[Boxed element entries]
━━━━
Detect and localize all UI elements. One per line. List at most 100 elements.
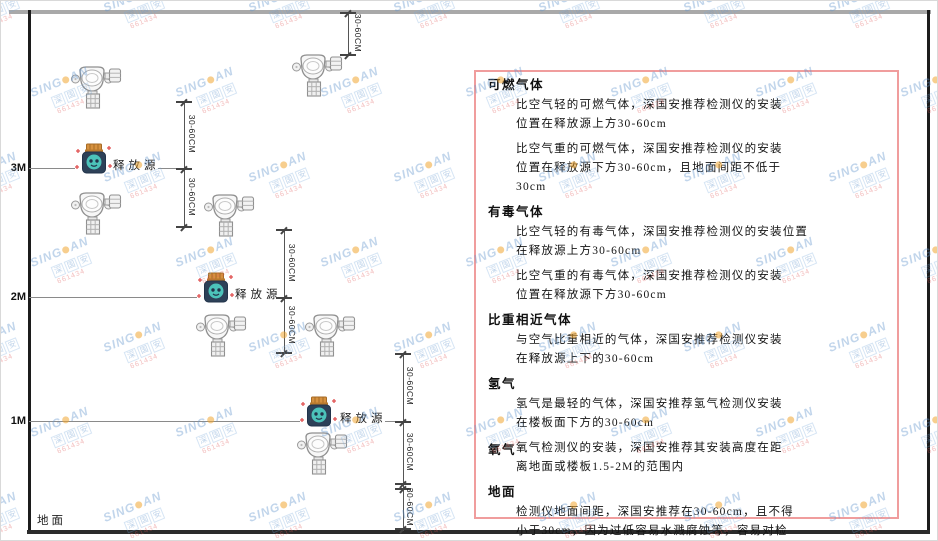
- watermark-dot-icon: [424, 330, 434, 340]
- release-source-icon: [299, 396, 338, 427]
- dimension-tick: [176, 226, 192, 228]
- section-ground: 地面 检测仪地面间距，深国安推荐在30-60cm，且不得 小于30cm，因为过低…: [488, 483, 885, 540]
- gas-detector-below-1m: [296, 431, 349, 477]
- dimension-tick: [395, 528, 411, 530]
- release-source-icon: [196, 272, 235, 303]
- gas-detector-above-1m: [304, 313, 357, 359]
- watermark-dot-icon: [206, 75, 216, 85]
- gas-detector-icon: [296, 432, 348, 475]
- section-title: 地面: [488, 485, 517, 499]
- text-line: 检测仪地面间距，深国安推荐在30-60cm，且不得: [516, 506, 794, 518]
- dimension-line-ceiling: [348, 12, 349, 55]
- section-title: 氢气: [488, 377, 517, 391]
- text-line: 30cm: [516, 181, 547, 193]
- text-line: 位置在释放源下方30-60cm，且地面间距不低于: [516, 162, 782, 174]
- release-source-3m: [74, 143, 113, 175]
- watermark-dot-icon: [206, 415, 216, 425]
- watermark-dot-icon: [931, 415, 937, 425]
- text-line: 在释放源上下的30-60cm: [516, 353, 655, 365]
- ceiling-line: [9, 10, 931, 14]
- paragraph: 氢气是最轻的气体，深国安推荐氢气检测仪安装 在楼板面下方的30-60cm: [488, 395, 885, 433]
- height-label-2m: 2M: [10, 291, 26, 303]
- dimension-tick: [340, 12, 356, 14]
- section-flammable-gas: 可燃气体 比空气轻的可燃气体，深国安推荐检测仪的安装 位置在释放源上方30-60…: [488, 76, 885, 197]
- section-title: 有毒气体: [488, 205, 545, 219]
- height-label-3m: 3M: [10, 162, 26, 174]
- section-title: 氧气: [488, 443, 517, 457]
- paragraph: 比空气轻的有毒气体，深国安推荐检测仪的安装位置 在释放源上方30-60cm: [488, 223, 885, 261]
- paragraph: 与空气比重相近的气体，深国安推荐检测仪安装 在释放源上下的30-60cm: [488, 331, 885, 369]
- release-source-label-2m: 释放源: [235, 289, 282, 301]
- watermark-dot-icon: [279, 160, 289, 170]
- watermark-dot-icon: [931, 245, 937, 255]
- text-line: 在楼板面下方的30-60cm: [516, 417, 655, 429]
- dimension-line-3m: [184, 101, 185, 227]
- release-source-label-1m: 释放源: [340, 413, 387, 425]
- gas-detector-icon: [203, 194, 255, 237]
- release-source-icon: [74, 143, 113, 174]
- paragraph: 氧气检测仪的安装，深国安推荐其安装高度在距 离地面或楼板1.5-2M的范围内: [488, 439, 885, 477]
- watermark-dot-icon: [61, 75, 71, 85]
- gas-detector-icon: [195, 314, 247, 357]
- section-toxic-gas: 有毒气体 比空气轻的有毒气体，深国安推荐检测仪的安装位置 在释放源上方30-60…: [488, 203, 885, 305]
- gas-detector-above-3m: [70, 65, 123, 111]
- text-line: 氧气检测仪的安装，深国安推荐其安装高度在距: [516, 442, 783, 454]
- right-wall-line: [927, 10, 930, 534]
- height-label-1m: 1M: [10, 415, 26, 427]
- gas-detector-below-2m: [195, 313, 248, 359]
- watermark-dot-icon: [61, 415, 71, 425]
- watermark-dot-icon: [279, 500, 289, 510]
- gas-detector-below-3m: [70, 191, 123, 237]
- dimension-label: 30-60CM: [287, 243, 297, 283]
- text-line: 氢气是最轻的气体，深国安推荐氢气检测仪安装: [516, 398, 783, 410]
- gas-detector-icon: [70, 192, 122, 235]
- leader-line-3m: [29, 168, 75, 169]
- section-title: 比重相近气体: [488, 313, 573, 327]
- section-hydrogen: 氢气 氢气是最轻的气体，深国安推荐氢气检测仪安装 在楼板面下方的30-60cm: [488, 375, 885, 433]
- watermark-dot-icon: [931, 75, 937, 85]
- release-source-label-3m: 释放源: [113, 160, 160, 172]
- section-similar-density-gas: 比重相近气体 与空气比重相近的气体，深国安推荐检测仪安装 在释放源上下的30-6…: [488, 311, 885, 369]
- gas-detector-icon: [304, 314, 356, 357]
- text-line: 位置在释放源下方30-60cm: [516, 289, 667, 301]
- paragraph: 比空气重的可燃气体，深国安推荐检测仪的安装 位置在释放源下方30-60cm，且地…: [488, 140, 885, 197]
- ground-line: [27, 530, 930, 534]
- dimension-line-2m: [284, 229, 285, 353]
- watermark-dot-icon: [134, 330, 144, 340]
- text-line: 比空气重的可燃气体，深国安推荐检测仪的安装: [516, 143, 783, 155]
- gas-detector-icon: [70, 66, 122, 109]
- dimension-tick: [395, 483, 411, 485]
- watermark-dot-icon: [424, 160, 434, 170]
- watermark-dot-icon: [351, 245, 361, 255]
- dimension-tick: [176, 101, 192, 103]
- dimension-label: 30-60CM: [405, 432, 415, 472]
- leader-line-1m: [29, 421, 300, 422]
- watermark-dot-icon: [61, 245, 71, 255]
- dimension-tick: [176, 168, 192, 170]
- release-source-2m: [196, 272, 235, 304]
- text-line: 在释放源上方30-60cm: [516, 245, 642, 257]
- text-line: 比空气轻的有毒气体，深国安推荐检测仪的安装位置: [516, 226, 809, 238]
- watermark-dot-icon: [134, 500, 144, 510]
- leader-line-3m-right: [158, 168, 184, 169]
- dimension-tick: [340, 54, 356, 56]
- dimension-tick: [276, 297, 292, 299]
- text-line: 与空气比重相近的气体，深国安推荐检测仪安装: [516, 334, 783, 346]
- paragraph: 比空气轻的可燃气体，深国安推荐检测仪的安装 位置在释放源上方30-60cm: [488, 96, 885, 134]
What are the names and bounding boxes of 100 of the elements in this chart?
━━━━
Copy every line above word for word, leaving the pictures out of your answer.

Detect and localize all UI elements. One per line. List at most 100 elements.
- watermark-dot-icon: [424, 330, 434, 340]
- release-source-icon: [299, 396, 338, 427]
- dimension-tick: [176, 226, 192, 228]
- section-ground: 地面 检测仪地面间距，深国安推荐在30-60cm，且不得 小于30cm，因为过低…: [488, 483, 885, 540]
- gas-detector-below-1m: [296, 431, 349, 477]
- dimension-tick: [395, 528, 411, 530]
- release-source-icon: [196, 272, 235, 303]
- gas-detector-above-1m: [304, 313, 357, 359]
- watermark-dot-icon: [206, 75, 216, 85]
- gas-detector-icon: [296, 432, 348, 475]
- section-title: 地面: [488, 485, 517, 499]
- text-line: 检测仪地面间距，深国安推荐在30-60cm，且不得: [516, 506, 794, 518]
- dimension-line-ceiling: [348, 12, 349, 55]
- section-title: 氢气: [488, 377, 517, 391]
- text-line: 30cm: [516, 181, 547, 193]
- text-line: 位置在释放源下方30-60cm，且地面间距不低于: [516, 162, 782, 174]
- release-source-3m: [74, 143, 113, 175]
- watermark-dot-icon: [206, 415, 216, 425]
- watermark-dot-icon: [931, 415, 937, 425]
- text-line: 在释放源上下的30-60cm: [516, 353, 655, 365]
- ceiling-line: [9, 10, 931, 14]
- paragraph: 氢气是最轻的气体，深国安推荐氢气检测仪安装 在楼板面下方的30-60cm: [488, 395, 885, 433]
- height-label-2m: 2M: [10, 291, 26, 303]
- dimension-tick: [340, 12, 356, 14]
- section-flammable-gas: 可燃气体 比空气轻的可燃气体，深国安推荐检测仪的安装 位置在释放源上方30-60…: [488, 76, 885, 197]
- section-title: 有毒气体: [488, 205, 545, 219]
- height-label-3m: 3M: [10, 162, 26, 174]
- section-title: 氧气: [488, 443, 517, 457]
- paragraph: 比空气轻的有毒气体，深国安推荐检测仪的安装位置 在释放源上方30-60cm: [488, 223, 885, 261]
- paragraph: 与空气比重相近的气体，深国安推荐检测仪安装 在释放源上下的30-60cm: [488, 331, 885, 369]
- release-source-label-2m: 释放源: [235, 289, 282, 301]
- watermark-dot-icon: [279, 160, 289, 170]
- watermark-dot-icon: [931, 245, 937, 255]
- text-line: 在楼板面下方的30-60cm: [516, 417, 655, 429]
- dimension-line-3m: [184, 101, 185, 227]
- release-source-label-1m: 释放源: [340, 413, 387, 425]
- gas-detector-icon: [203, 194, 255, 237]
- release-source-icon: [74, 143, 113, 174]
- paragraph: 氧气检测仪的安装，深国安推荐其安装高度在距 离地面或楼板1.5-2M的范围内: [488, 439, 885, 477]
- watermark-dot-icon: [61, 75, 71, 85]
- gas-detector-icon: [195, 314, 247, 357]
- section-toxic-gas: 有毒气体 比空气轻的有毒气体，深国安推荐检测仪的安装位置 在释放源上方30-60…: [488, 203, 885, 305]
- gas-detector-above-3m: [70, 65, 123, 111]
- text-line: 氧气检测仪的安装，深国安推荐其安装高度在距: [516, 442, 783, 454]
- right-wall-line: [927, 10, 930, 534]
- height-label-1m: 1M: [10, 415, 26, 427]
- gas-detector-below-2m: [195, 313, 248, 359]
- watermark-dot-icon: [61, 415, 71, 425]
- watermark-dot-icon: [279, 500, 289, 510]
- gas-detector-below-3m: [70, 191, 123, 237]
- dimension-label: 30-60CM: [287, 243, 297, 283]
- text-line: 氢气是最轻的气体，深国安推荐氢气检测仪安装: [516, 398, 783, 410]
- gas-detector-icon: [70, 192, 122, 235]
- leader-line-3m: [29, 168, 75, 169]
- section-title: 比重相近气体: [488, 313, 573, 327]
- section-hydrogen: 氢气 氢气是最轻的气体，深国安推荐氢气检测仪安装 在楼板面下方的30-60cm: [488, 375, 885, 433]
- watermark-dot-icon: [931, 75, 937, 85]
- release-source-label-3m: 释放源: [113, 160, 160, 172]
- section-similar-density-gas: 比重相近气体 与空气比重相近的气体，深国安推荐检测仪安装 在释放源上下的30-6…: [488, 311, 885, 369]
- gas-detector-icon: [304, 314, 356, 357]
- text-line: 位置在释放源下方30-60cm: [516, 289, 667, 301]
- paragraph: 比空气重的可燃气体，深国安推荐检测仪的安装 位置在释放源下方30-60cm，且地…: [488, 140, 885, 197]
- ground-line: [27, 530, 930, 534]
- dimension-line-2m: [284, 229, 285, 353]
- watermark-dot-icon: [134, 330, 144, 340]
- text-line: 比空气重的可燃气体，深国安推荐检测仪的安装: [516, 143, 783, 155]
- gas-detector-icon: [70, 66, 122, 109]
- dimension-tick: [395, 483, 411, 485]
- watermark-dot-icon: [424, 160, 434, 170]
- watermark-dot-icon: [351, 245, 361, 255]
- dimension-tick: [176, 101, 192, 103]
- dimension-label: 30-60CM: [405, 432, 415, 472]
- leader-line-1m: [29, 421, 300, 422]
- watermark-dot-icon: [61, 245, 71, 255]
- dimension-tick: [176, 168, 192, 170]
- release-source-2m: [196, 272, 235, 304]
- text-line: 在释放源上方30-60cm: [516, 245, 642, 257]
- text-line: 比空气轻的有毒气体，深国安推荐检测仪的安装位置: [516, 226, 809, 238]
- watermark-dot-icon: [134, 500, 144, 510]
- leader-line-3m-right: [158, 168, 184, 169]
- dimension-tick: [340, 54, 356, 56]
- dimension-tick: [276, 297, 292, 299]
- text-line: 与空气比重相近的气体，深国安推荐检测仪安装: [516, 334, 783, 346]
- paragraph: 比空气轻的可燃气体，深国安推荐检测仪的安装 位置在释放源上方30-60cm: [488, 96, 885, 134]
What are the names and bounding boxes of 100 of the elements in this chart?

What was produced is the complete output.